Saved data entries:

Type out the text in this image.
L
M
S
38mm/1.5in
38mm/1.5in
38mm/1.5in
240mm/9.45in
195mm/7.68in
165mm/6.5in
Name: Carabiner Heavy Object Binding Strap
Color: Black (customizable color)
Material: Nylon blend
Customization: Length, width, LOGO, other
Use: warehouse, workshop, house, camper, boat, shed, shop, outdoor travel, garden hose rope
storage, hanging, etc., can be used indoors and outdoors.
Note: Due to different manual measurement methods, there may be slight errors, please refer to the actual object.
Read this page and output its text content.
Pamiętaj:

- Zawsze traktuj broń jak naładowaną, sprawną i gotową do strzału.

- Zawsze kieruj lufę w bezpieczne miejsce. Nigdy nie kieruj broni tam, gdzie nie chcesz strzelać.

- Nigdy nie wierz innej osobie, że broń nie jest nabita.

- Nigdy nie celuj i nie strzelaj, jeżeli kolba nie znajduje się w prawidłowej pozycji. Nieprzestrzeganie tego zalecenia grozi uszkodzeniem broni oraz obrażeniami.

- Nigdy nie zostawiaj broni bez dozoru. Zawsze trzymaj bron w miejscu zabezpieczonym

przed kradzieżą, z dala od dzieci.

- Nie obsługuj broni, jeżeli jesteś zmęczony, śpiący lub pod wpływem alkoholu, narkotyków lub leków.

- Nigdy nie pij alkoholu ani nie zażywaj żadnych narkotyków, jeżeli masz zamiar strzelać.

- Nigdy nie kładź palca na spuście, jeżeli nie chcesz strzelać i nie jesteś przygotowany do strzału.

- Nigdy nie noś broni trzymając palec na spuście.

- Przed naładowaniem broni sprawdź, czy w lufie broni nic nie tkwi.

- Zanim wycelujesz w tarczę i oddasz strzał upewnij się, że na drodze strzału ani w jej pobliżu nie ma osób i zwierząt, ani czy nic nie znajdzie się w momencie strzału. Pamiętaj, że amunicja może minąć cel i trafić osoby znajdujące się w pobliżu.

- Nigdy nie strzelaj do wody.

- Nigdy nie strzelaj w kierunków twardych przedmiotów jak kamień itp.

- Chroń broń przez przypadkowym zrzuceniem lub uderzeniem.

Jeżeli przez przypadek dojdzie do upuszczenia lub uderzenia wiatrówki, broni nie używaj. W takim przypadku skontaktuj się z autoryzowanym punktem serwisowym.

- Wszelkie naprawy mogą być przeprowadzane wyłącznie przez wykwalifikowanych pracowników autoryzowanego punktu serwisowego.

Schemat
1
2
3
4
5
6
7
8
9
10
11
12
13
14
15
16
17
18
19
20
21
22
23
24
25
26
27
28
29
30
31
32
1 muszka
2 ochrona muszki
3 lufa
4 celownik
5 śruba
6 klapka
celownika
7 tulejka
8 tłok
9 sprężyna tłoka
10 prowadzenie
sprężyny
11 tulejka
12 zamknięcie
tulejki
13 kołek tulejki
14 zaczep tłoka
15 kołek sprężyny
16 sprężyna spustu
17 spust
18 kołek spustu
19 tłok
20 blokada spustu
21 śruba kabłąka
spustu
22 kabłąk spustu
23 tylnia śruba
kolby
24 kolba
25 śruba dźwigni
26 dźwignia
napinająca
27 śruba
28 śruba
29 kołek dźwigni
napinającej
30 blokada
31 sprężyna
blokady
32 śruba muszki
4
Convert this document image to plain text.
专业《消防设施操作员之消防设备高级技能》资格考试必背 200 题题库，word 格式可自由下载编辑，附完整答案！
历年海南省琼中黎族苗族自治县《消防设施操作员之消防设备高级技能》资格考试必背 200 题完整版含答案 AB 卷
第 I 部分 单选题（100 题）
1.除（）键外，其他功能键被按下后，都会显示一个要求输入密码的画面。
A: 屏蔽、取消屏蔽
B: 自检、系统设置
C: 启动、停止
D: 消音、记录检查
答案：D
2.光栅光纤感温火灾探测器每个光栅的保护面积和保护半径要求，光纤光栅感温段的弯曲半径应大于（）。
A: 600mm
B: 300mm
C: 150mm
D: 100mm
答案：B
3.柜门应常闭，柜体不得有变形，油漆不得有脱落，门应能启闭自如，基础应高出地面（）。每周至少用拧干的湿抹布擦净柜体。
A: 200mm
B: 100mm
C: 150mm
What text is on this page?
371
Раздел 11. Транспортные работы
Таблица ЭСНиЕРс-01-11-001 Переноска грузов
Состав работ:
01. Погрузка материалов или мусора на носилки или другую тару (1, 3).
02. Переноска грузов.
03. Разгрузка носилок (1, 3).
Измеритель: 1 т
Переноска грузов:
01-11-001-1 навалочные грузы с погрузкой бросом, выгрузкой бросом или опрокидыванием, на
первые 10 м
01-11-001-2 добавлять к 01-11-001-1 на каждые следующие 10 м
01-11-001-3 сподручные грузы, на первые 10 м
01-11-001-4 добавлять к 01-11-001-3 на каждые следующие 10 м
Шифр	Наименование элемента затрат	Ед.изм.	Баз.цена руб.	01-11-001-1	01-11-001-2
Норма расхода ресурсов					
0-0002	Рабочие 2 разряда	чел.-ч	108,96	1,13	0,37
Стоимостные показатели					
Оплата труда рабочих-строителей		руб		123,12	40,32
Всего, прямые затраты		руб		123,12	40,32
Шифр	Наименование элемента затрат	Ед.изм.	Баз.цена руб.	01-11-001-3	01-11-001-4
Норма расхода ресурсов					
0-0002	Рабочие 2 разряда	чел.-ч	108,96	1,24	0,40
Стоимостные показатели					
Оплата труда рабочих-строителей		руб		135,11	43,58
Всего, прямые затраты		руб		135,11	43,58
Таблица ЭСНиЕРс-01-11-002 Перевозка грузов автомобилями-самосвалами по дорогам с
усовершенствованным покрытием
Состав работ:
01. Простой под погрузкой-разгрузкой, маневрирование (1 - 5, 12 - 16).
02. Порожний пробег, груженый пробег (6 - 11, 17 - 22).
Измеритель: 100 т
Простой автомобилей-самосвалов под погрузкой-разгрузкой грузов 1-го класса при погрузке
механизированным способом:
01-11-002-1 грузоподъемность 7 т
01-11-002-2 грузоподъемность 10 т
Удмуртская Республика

• **WRITTEN REQUEST**
Gather each line from the entries above that includes the word "элемента".

• **EXERCISE ANSWER**
Шифр	Наименование элемента затрат	Ед.изм.	Баз.цена руб.	01-11-001-1	01-11-001-2
Шифр	Наименование элемента затрат	Ед.изм.	Баз.цена руб.	01-11-001-3	01-11-001-4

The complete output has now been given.